### Goal of the exercise
Take the data that follows and retype it word for word.

Stored items
-------------------------

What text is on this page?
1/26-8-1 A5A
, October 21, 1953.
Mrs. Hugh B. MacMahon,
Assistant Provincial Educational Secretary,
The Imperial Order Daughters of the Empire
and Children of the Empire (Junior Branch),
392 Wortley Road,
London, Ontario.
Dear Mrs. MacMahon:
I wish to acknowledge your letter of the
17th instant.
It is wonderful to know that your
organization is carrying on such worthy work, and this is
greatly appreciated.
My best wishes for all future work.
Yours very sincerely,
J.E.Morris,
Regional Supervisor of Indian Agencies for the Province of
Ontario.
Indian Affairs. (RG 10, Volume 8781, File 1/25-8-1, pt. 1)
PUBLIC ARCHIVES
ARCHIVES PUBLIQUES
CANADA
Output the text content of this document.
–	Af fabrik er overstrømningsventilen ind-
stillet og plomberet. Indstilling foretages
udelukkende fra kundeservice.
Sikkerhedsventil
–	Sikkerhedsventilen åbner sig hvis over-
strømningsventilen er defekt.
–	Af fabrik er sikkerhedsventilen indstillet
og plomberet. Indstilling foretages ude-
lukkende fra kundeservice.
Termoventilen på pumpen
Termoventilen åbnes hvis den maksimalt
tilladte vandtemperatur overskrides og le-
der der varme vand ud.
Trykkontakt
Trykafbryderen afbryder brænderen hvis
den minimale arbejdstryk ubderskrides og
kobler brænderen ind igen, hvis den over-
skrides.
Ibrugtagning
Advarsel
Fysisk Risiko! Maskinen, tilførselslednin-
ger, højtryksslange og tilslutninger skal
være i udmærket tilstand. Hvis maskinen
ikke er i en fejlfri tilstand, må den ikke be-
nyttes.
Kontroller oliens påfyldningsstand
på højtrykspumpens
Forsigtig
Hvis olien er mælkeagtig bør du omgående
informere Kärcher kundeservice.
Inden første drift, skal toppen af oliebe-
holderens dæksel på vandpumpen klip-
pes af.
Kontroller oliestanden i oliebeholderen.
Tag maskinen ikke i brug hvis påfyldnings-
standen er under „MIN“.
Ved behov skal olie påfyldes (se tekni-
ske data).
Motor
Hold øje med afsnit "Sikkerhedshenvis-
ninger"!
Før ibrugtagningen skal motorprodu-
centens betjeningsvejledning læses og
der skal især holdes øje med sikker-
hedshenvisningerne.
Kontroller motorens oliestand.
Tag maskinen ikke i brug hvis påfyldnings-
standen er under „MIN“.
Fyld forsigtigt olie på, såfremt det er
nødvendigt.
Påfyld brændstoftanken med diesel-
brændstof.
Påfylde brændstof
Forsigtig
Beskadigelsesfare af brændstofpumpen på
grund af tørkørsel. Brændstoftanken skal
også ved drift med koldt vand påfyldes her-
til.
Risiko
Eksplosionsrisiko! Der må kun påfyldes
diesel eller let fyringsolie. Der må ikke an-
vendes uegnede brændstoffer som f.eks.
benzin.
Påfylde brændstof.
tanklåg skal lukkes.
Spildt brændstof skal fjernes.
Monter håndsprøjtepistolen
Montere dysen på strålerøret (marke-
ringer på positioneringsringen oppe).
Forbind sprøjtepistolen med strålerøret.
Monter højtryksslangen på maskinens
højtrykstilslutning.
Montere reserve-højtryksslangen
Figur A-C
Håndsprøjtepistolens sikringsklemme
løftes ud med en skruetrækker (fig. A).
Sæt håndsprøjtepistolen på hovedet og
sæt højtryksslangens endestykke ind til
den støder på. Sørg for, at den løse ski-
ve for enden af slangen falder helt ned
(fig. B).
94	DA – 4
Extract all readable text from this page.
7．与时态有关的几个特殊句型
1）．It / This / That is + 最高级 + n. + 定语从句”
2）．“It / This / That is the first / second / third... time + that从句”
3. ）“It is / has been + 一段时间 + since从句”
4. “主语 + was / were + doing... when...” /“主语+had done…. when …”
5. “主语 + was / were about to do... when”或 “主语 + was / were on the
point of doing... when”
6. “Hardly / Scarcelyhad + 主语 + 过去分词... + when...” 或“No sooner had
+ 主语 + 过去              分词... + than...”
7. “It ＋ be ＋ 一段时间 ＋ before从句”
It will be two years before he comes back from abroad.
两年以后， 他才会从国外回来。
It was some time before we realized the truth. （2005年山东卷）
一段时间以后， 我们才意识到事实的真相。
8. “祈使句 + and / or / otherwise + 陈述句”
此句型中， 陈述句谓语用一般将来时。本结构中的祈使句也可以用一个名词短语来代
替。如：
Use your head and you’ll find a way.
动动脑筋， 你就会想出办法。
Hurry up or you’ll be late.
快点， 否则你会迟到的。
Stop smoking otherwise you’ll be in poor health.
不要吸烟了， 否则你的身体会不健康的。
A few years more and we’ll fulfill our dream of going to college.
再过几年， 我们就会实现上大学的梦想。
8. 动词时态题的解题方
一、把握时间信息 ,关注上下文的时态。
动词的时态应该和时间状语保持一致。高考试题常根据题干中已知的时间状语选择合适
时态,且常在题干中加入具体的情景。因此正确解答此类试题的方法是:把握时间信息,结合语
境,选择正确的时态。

-------------------------

### Solution to the problem
What text is on this page?
1/26-8-1 A5A
, October 21, 1953.
Mrs. Hugh B. MacMahon,
Assistant Provincial Educational Secretary,
The Imperial Order Daughters of the Empire
and Children of the Empire (Junior Branch),
392 Wortley Road,
London, Ontario.
Dear Mrs. MacMahon:
I wish to acknowledge your letter of the
17th instant.
It is wonderful to know that your
organization is carrying on such worthy work, and this is
greatly appreciated.
My best wishes for all future work.
Yours very sincerely,
J.E.Morris,
Regional Supervisor of Indian Agencies for the Province of
Ontario.
Indian Affairs. (RG 10, Volume 8781, File 1/25-8-1, pt. 1)
PUBLIC ARCHIVES
ARCHIVES PUBLIQUES
CANADA
Output the text content of this document.
–	Af fabrik er overstrømningsventilen ind-
stillet og plomberet. Indstilling foretages
udelukkende fra kundeservice.
Sikkerhedsventil
–	Sikkerhedsventilen åbner sig hvis over-
strømningsventilen er defekt.
–	Af fabrik er sikkerhedsventilen indstillet
og plomberet. Indstilling foretages ude-
lukkende fra kundeservice.
Termoventilen på pumpen
Termoventilen åbnes hvis den maksimalt
tilladte vandtemperatur overskrides og le-
der der varme vand ud.
Trykkontakt
Trykafbryderen afbryder brænderen hvis
den minimale arbejdstryk ubderskrides og
kobler brænderen ind igen, hvis den over-
skrides.
Ibrugtagning
Advarsel
Fysisk Risiko! Maskinen, tilførselslednin-
ger, højtryksslange og tilslutninger skal
være i udmærket tilstand. Hvis maskinen
ikke er i en fejlfri tilstand, må den ikke be-
nyttes.
Kontroller oliens påfyldningsstand
på højtrykspumpens
Forsigtig
Hvis olien er mælkeagtig bør du omgående
informere Kärcher kundeservice.
Inden første drift, skal toppen af oliebe-
holderens dæksel på vandpumpen klip-
pes af.
Kontroller oliestanden i oliebeholderen.
Tag maskinen ikke i brug hvis påfyldnings-
standen er under „MIN“.
Ved behov skal olie påfyldes (se tekni-
ske data).
Motor
Hold øje med afsnit "Sikkerhedshenvis-
ninger"!
Før ibrugtagningen skal motorprodu-
centens betjeningsvejledning læses og
der skal især holdes øje med sikker-
hedshenvisningerne.
Kontroller motorens oliestand.
Tag maskinen ikke i brug hvis påfyldnings-
standen er under „MIN“.
Fyld forsigtigt olie på, såfremt det er
nødvendigt.
Påfyld brændstoftanken med diesel-
brændstof.
Påfylde brændstof
Forsigtig
Beskadigelsesfare af brændstofpumpen på
grund af tørkørsel. Brændstoftanken skal
også ved drift med koldt vand påfyldes her-
til.
Risiko
Eksplosionsrisiko! Der må kun påfyldes
diesel eller let fyringsolie. Der må ikke an-
vendes uegnede brændstoffer som f.eks.
benzin.
Påfylde brændstof.
tanklåg skal lukkes.
Spildt brændstof skal fjernes.
Monter håndsprøjtepistolen
Montere dysen på strålerøret (marke-
ringer på positioneringsringen oppe).
Forbind sprøjtepistolen med strålerøret.
Monter højtryksslangen på maskinens
højtrykstilslutning.
Montere reserve-højtryksslangen
Figur A-C
Håndsprøjtepistolens sikringsklemme
løftes ud med en skruetrækker (fig. A).
Sæt håndsprøjtepistolen på hovedet og
sæt højtryksslangens endestykke ind til
den støder på. Sørg for, at den løse ski-
ve for enden af slangen falder helt ned
(fig. B).
94	DA – 4
Extract all readable text from this page.
7．与时态有关的几个特殊句型
1）．It / This / That is + 最高级 + n. + 定语从句”
2）．“It / This / That is the first / second / third... time + that从句”
3. ）“It is / has been + 一段时间 + since从句”
4. “主语 + was / were + doing... when...” /“主语+had done…. when …”
5. “主语 + was / were about to do... when”或 “主语 + was / were on the
point of doing... when”
6. “Hardly / Scarcelyhad + 主语 + 过去分词... + when...” 或“No sooner had
+ 主语 + 过去              分词... + than...”
7. “It ＋ be ＋ 一段时间 ＋ before从句”
It will be two years before he comes back from abroad.
两年以后， 他才会从国外回来。
It was some time before we realized the truth. （2005年山东卷）
一段时间以后， 我们才意识到事实的真相。
8. “祈使句 + and / or / otherwise + 陈述句”
此句型中， 陈述句谓语用一般将来时。本结构中的祈使句也可以用一个名词短语来代
替。如：
Use your head and you’ll find a way.
动动脑筋， 你就会想出办法。
Hurry up or you’ll be late.
快点， 否则你会迟到的。
Stop smoking otherwise you’ll be in poor health.
不要吸烟了， 否则你的身体会不健康的。
A few years more and we’ll fulfill our dream of going to college.
再过几年， 我们就会实现上大学的梦想。
8. 动词时态题的解题方
一、把握时间信息 ,关注上下文的时态。
动词的时态应该和时间状语保持一致。高考试题常根据题干中已知的时间状语选择合适
时态,且常在题干中加入具体的情景。因此正确解答此类试题的方法是:把握时间信息,结合语
境,选择正确的时态。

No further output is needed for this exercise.